• _WRITTEN INSTRUCTION_
Below are the records; reproduce all of them exactly but without any images.

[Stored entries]
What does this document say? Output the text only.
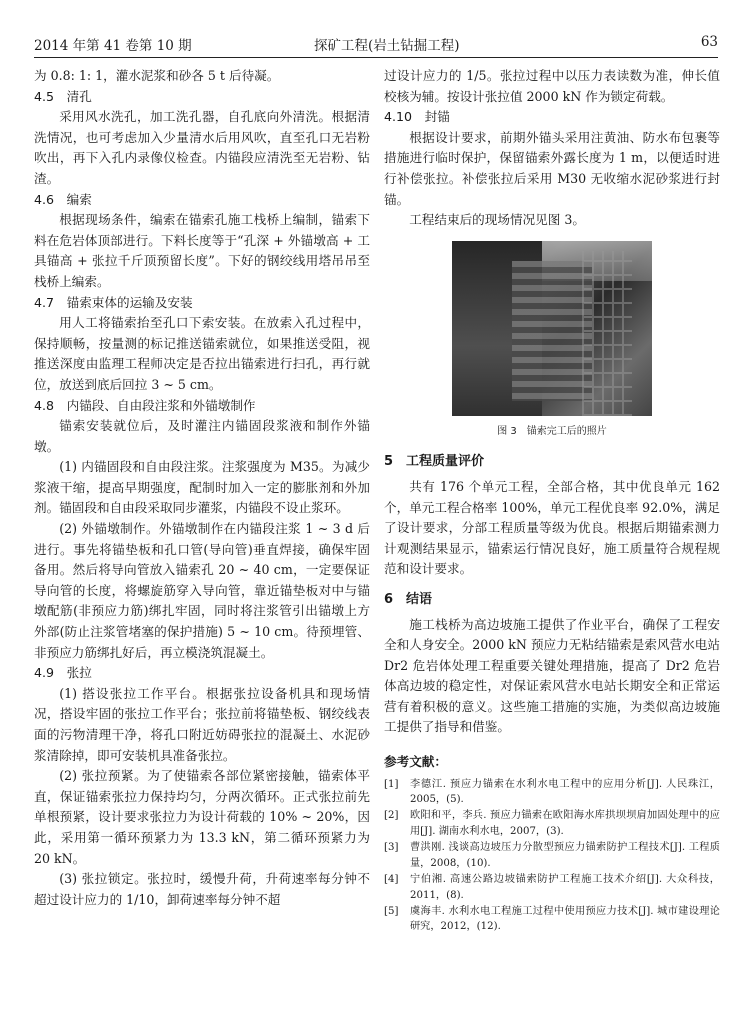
2014 年第 41 卷第 10 期	探矿工程(岩土钻掘工程)	63
为 0.8: 1: 1，灌水泥浆和砂各 5 t 后待凝。
4.5　清孔
采用风水洗孔，加工洗孔器，自孔底向外清洗。根据清洗情况，也可考虑加入少量清水后用风吹，直至孔口无岩粉吹出，再下入孔内录像仪检查。内锚段应清洗至无岩粉、钻渣。
4.6　编索
根据现场条件，编索在锚索孔施工栈桥上编制，锚索下料在危岩体顶部进行。下料长度等于“孔深 + 外锚墩高 + 工具锚高 + 张拉千斤顶预留长度”。下好的钢绞线用塔吊吊至栈桥上编索。
4.7　锚索束体的运输及安装
用人工将锚索抬至孔口下索安装。在放索入孔过程中，保持顺畅，按量测的标记推送锚索就位，如果推送受阻，视推送深度由监理工程师决定是否拉出锚索进行扫孔，再行就位，放送到底后回拉 3 ~ 5 cm。
4.8　内锚段、自由段注浆和外锚墩制作
锚索安装就位后，及时灌注内锚固段浆液和制作外锚墩。
(1) 内锚固段和自由段注浆。注浆强度为 M35。为减少浆液干缩，提高早期强度，配制时加入一定的膨胀剂和外加剂。锚固段和自由段采取同步灌浆，内锚段不设止浆环。
(2) 外锚墩制作。外锚墩制作在内锚段注浆 1 ~ 3 d 后进行。事先将锚垫板和孔口管(导向管)垂直焊接，确保牢固备用。然后将导向管放入锚索孔 20 ~ 40 cm，一定要保证导向管的长度，将螺旋筋穿入导向管，靠近锚垫板对中与锚墩配筋(非预应力筋)绑扎牢固，同时将注浆管引出锚墩上方外部(防止注浆管堵塞的保护措施) 5 ~ 10 cm。待预埋管、非预应力筋绑扎好后，再立模浇筑混凝土。
4.9　张拉
(1) 搭设张拉工作平台。根据张拉设备机具和现场情况，搭设牢固的张拉工作平台；张拉前将锚垫板、钢绞线表面的污物清理干净，将孔口附近妨碍张拉的混凝土、水泥砂浆清除掉，即可安装机具准备张拉。
(2) 张拉预紧。为了使锚索各部位紧密接触，锚索体平直，保证锚索张拉力保持均匀，分两次循环。正式张拉前先单根预紧，设计要求张拉力为设计荷载的 10% ~ 20%，因此，采用第一循环预紧力为 13.3 kN，第二循环预紧力为 20 kN。
(3) 张拉锁定。张拉时，缓慢升荷，升荷速率每分钟不超过设计应力的 1/10，卸荷速率每分钟不超
过设计应力的 1/5。张拉过程中以压力表读数为准，伸长值校核为辅。按设计张拉值 2000 kN 作为锁定荷载。
4.10　封锚
根据设计要求，前期外锚头采用注黄油、防水布包裹等措施进行临时保护，保留锚索外露长度为 1 m，以便适时进行补偿张拉。补偿张拉后采用 M30 无收缩水泥砂浆进行封锚。
工程结束后的现场情况见图 3。
图 3　锚索完工后的照片
5　工程质量评价
共有 176 个单元工程，全部合格，其中优良单元 162 个，单元工程合格率 100%，单元工程优良率 92.0%，满足了设计要求，分部工程质量等级为优良。根据后期锚索测力计观测结果显示，锚索运行情况良好，施工质量符合规程规范和设计要求。
6　结语
施工栈桥为高边坡施工提供了作业平台，确保了工程安全和人身安全。2000 kN 预应力无粘结锚索是索风营水电站 Dr2 危岩体处理工程重要关键处理措施，提高了 Dr2 危岩体高边坡的稳定性，对保证索风营水电站长期安全和正常运营有着积极的意义。这些施工措施的实施，为类似高边坡施工提供了指导和借鉴。
参考文献：
[1]	李德江. 预应力锚索在水利水电工程中的应用分析[J]. 人民珠江，2005，(5).
[2]	欧阳和平，李兵. 预应力锚索在欧阳海水库拱坝坝肩加固处理中的应用[J]. 湖南水利水电，2007，(3).
[3]	曹洪刚. 浅谈高边坡压力分散型预应力锚索防护工程技术[J]. 工程质量，2008，(10).
[4]	宁伯湘. 高速公路边坡锚索防护工程施工技术介绍[J]. 大众科技，2011，(8).
[5]	虞海丰. 水利水电工程施工过程中使用预应力技术[J]. 城市建设理论研究，2012，(12).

• _THE OUTPUT_
What does this document say? Output the text only.
2014 年第 41 卷第 10 期	探矿工程(岩土钻掘工程)	63
为 0.8: 1: 1，灌水泥浆和砂各 5 t 后待凝。
4.5　清孔
采用风水洗孔，加工洗孔器，自孔底向外清洗。根据清洗情况，也可考虑加入少量清水后用风吹，直至孔口无岩粉吹出，再下入孔内录像仪检查。内锚段应清洗至无岩粉、钻渣。
4.6　编索
根据现场条件，编索在锚索孔施工栈桥上编制，锚索下料在危岩体顶部进行。下料长度等于“孔深 + 外锚墩高 + 工具锚高 + 张拉千斤顶预留长度”。下好的钢绞线用塔吊吊至栈桥上编索。
4.7　锚索束体的运输及安装
用人工将锚索抬至孔口下索安装。在放索入孔过程中，保持顺畅，按量测的标记推送锚索就位，如果推送受阻，视推送深度由监理工程师决定是否拉出锚索进行扫孔，再行就位，放送到底后回拉 3 ~ 5 cm。
4.8　内锚段、自由段注浆和外锚墩制作
锚索安装就位后，及时灌注内锚固段浆液和制作外锚墩。
(1) 内锚固段和自由段注浆。注浆强度为 M35。为减少浆液干缩，提高早期强度，配制时加入一定的膨胀剂和外加剂。锚固段和自由段采取同步灌浆，内锚段不设止浆环。
(2) 外锚墩制作。外锚墩制作在内锚段注浆 1 ~ 3 d 后进行。事先将锚垫板和孔口管(导向管)垂直焊接，确保牢固备用。然后将导向管放入锚索孔 20 ~ 40 cm，一定要保证导向管的长度，将螺旋筋穿入导向管，靠近锚垫板对中与锚墩配筋(非预应力筋)绑扎牢固，同时将注浆管引出锚墩上方外部(防止注浆管堵塞的保护措施) 5 ~ 10 cm。待预埋管、非预应力筋绑扎好后，再立模浇筑混凝土。
4.9　张拉
(1) 搭设张拉工作平台。根据张拉设备机具和现场情况，搭设牢固的张拉工作平台；张拉前将锚垫板、钢绞线表面的污物清理干净，将孔口附近妨碍张拉的混凝土、水泥砂浆清除掉，即可安装机具准备张拉。
(2) 张拉预紧。为了使锚索各部位紧密接触，锚索体平直，保证锚索张拉力保持均匀，分两次循环。正式张拉前先单根预紧，设计要求张拉力为设计荷载的 10% ~ 20%，因此，采用第一循环预紧力为 13.3 kN，第二循环预紧力为 20 kN。
(3) 张拉锁定。张拉时，缓慢升荷，升荷速率每分钟不超过设计应力的 1/10，卸荷速率每分钟不超
过设计应力的 1/5。张拉过程中以压力表读数为准，伸长值校核为辅。按设计张拉值 2000 kN 作为锁定荷载。
4.10　封锚
根据设计要求，前期外锚头采用注黄油、防水布包裹等措施进行临时保护，保留锚索外露长度为 1 m，以便适时进行补偿张拉。补偿张拉后采用 M30 无收缩水泥砂浆进行封锚。
工程结束后的现场情况见图 3。
图 3　锚索完工后的照片
5　工程质量评价
共有 176 个单元工程，全部合格，其中优良单元 162 个，单元工程合格率 100%，单元工程优良率 92.0%，满足了设计要求，分部工程质量等级为优良。根据后期锚索测力计观测结果显示，锚索运行情况良好，施工质量符合规程规范和设计要求。
6　结语
施工栈桥为高边坡施工提供了作业平台，确保了工程安全和人身安全。2000 kN 预应力无粘结锚索是索风营水电站 Dr2 危岩体处理工程重要关键处理措施，提高了 Dr2 危岩体高边坡的稳定性，对保证索风营水电站长期安全和正常运营有着积极的意义。这些施工措施的实施，为类似高边坡施工提供了指导和借鉴。
参考文献：
[1]	李德江. 预应力锚索在水利水电工程中的应用分析[J]. 人民珠江，2005，(5).
[2]	欧阳和平，李兵. 预应力锚索在欧阳海水库拱坝坝肩加固处理中的应用[J]. 湖南水利水电，2007，(3).
[3]	曹洪刚. 浅谈高边坡压力分散型预应力锚索防护工程技术[J]. 工程质量，2008，(10).
[4]	宁伯湘. 高速公路边坡锚索防护工程施工技术介绍[J]. 大众科技，2011，(8).
[5]	虞海丰. 水利水电工程施工过程中使用预应力技术[J]. 城市建设理论研究，2012，(12).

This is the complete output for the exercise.